→ **Source material**
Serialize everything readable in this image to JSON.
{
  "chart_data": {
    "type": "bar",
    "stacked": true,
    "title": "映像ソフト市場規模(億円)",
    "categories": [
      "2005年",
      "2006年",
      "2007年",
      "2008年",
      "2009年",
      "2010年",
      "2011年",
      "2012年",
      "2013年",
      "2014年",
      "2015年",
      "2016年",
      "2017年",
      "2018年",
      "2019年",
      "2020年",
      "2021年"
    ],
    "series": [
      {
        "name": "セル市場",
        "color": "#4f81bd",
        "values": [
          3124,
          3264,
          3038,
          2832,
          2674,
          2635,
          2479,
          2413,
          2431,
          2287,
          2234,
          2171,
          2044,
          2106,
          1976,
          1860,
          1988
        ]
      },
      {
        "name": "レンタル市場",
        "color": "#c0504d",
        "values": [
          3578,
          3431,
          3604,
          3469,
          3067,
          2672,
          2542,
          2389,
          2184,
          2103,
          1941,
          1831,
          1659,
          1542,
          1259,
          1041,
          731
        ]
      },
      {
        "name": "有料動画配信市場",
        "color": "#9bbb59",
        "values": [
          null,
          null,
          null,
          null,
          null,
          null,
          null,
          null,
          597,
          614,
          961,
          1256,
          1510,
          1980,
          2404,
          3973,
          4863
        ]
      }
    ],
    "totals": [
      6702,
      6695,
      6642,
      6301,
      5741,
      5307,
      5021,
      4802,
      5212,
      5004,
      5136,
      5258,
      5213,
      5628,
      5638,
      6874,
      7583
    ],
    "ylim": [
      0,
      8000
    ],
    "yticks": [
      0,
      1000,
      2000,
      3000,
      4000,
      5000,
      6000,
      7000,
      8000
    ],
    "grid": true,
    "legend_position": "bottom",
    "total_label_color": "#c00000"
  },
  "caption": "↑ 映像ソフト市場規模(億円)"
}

→ **Task goal**
Search the entries for the word "映像ソフト市場規模", then list each line that holds it.

→ **The output**
    "title": "映像ソフト市場規模(億円)",
  "caption": "↑ 映像ソフト市場規模(億円)"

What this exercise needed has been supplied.